Short problem:
Work out how many lines of the listing hold "image", then state only that count.
····················
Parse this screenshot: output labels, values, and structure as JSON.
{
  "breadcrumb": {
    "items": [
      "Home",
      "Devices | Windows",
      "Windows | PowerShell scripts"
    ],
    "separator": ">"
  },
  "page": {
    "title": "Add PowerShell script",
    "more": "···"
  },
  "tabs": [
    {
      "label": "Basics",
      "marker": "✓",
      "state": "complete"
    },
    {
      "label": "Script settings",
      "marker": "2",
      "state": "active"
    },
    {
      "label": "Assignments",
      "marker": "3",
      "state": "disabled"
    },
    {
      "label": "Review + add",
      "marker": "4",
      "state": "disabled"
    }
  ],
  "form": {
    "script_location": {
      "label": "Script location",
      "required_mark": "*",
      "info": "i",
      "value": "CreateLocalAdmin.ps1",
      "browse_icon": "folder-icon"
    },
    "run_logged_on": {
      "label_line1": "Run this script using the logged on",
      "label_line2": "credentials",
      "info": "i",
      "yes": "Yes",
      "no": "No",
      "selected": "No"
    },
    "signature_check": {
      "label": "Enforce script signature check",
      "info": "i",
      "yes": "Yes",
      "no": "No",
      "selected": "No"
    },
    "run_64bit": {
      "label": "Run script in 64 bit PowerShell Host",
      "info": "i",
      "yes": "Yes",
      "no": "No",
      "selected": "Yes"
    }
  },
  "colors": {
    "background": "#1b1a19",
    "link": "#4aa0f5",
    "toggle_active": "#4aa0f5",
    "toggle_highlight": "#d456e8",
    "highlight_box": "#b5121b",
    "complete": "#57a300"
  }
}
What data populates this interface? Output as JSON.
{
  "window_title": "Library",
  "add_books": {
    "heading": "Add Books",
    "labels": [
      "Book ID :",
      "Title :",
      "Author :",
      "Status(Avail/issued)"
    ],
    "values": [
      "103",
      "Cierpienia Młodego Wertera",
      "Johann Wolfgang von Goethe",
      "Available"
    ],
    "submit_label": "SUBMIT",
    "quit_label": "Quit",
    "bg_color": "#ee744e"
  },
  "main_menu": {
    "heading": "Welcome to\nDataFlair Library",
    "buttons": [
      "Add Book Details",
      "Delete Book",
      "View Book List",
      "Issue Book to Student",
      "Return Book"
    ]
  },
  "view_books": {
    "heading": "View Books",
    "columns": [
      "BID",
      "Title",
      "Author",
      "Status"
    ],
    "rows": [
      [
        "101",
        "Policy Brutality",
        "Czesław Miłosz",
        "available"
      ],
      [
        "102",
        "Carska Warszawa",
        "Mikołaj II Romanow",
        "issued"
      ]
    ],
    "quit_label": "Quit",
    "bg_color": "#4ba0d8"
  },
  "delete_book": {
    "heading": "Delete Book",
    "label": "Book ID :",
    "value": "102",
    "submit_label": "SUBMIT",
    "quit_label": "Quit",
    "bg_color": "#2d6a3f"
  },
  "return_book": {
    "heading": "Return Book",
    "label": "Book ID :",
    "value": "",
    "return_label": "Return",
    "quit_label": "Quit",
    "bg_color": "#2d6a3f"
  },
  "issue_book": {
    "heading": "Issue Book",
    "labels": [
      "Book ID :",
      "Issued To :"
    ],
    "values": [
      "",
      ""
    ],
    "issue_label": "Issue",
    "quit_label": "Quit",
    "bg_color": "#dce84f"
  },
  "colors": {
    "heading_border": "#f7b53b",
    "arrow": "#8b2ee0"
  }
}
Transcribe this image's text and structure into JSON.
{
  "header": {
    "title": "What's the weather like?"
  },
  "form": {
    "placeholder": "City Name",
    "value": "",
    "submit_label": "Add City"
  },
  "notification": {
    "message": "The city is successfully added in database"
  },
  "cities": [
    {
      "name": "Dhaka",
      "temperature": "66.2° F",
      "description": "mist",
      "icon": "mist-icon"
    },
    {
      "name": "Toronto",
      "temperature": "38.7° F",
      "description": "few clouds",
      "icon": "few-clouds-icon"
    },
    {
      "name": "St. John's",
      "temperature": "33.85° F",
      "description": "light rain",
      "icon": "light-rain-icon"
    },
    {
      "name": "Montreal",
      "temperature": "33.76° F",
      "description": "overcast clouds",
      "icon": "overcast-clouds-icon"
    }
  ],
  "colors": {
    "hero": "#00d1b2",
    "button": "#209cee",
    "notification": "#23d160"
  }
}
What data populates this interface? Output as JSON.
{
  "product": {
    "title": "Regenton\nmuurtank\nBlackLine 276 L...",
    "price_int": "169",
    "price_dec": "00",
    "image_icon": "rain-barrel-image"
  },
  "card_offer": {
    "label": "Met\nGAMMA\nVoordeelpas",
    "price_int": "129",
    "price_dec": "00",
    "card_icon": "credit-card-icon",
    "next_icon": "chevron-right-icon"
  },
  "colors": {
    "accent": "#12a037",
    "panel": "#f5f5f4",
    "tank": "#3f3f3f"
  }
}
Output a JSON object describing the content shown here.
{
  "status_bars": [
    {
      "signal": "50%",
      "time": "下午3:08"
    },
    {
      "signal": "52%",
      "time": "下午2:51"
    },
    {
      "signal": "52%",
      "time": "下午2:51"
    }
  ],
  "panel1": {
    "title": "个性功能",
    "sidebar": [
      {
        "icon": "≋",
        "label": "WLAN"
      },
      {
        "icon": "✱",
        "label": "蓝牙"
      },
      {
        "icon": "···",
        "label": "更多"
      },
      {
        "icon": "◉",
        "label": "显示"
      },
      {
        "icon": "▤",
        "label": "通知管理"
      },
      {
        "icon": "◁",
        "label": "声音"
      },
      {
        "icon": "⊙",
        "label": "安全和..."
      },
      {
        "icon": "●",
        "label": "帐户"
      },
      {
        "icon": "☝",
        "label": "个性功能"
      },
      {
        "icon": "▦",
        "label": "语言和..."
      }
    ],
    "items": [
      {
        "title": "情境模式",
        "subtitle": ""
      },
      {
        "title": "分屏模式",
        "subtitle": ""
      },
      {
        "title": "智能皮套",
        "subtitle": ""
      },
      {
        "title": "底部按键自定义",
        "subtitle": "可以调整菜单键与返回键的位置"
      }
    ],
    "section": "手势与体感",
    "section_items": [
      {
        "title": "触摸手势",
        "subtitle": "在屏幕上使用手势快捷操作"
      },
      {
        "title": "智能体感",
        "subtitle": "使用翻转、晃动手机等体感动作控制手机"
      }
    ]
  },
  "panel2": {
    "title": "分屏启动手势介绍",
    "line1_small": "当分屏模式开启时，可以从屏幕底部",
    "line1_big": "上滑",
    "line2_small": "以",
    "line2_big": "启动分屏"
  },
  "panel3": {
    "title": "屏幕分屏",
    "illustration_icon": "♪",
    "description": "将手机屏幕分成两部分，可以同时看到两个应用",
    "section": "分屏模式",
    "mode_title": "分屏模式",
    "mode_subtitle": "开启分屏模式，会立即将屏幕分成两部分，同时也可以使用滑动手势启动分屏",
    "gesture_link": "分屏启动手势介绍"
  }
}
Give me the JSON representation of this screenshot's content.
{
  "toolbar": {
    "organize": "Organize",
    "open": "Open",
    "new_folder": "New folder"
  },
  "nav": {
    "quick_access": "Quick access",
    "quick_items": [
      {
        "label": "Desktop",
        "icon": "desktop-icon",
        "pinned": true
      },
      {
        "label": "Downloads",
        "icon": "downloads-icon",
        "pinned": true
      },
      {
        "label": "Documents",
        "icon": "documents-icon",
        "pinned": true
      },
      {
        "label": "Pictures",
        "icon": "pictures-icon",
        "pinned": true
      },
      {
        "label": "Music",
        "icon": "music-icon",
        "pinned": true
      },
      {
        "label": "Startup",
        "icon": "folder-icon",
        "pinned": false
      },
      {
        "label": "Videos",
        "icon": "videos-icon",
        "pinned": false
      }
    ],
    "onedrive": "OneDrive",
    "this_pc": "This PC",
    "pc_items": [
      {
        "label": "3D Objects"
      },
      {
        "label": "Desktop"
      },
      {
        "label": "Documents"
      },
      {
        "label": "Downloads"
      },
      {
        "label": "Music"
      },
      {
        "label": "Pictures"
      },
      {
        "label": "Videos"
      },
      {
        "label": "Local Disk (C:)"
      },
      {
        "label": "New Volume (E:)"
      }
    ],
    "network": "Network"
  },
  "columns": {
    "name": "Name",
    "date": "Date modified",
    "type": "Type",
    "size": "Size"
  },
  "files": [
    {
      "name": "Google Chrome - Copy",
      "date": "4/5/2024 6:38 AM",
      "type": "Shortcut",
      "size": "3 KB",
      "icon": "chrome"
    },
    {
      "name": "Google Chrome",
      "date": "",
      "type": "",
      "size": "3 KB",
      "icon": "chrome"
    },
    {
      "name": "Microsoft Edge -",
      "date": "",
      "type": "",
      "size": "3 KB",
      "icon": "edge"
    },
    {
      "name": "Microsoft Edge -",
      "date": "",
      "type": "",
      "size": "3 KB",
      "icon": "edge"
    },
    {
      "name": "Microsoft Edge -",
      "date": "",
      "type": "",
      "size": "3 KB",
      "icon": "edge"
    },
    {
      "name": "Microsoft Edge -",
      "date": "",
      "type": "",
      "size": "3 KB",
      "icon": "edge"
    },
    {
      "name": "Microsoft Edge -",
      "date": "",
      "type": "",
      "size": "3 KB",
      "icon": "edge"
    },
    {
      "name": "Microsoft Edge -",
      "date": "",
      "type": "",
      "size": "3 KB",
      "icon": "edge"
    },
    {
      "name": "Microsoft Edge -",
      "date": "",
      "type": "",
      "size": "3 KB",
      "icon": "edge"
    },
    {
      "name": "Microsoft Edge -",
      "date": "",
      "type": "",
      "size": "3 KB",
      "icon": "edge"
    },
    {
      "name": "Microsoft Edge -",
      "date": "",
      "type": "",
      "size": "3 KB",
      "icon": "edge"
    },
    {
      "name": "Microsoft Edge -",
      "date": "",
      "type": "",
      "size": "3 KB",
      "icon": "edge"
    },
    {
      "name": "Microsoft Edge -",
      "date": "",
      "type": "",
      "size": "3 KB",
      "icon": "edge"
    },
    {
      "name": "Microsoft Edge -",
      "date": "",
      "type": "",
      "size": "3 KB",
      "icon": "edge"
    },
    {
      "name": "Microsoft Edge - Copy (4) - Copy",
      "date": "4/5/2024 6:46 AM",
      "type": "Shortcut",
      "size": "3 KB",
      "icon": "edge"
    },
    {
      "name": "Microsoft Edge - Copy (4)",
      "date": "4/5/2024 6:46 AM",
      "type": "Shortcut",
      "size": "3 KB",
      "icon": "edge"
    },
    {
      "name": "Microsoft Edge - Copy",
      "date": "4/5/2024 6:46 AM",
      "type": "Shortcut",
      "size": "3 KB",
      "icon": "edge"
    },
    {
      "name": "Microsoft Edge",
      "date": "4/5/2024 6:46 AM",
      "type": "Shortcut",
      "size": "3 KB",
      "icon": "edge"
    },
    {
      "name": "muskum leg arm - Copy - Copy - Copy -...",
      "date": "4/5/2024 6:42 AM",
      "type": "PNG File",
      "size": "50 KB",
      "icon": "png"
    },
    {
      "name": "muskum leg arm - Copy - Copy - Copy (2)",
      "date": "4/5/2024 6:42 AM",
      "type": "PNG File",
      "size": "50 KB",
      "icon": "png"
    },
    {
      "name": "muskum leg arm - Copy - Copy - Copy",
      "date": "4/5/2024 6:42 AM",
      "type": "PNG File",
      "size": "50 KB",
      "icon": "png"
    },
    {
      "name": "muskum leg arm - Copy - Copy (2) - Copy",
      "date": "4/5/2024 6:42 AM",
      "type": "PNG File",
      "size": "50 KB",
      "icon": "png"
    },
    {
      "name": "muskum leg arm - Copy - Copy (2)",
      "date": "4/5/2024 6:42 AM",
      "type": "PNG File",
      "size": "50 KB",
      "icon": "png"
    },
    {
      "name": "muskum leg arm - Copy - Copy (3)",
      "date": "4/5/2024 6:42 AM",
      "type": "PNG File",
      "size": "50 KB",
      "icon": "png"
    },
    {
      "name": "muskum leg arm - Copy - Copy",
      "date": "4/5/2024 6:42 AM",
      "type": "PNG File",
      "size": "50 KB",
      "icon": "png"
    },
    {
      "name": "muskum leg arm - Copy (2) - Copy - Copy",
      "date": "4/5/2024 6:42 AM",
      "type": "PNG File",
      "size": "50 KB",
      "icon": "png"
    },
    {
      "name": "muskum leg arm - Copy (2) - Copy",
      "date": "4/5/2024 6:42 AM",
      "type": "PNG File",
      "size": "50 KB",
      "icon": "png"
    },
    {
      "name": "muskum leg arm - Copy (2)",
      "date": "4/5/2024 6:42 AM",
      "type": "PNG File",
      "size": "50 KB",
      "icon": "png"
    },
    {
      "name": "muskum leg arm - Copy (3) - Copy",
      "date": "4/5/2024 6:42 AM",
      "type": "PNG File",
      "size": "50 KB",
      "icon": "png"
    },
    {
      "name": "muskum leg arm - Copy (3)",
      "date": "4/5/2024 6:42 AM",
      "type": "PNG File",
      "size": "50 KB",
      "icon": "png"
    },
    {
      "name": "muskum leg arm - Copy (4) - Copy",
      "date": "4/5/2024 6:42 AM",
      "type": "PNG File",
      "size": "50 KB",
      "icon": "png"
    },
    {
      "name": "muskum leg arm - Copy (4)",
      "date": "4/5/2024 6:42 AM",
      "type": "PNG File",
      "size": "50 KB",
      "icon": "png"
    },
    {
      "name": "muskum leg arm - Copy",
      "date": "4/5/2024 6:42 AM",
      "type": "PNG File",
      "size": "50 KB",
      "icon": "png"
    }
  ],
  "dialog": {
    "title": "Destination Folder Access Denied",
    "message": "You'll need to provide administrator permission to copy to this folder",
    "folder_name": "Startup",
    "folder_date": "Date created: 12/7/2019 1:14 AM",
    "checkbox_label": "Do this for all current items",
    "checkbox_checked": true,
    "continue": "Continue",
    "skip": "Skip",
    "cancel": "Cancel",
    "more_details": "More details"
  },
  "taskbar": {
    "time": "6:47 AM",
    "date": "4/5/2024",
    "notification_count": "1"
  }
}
····················
Output:
2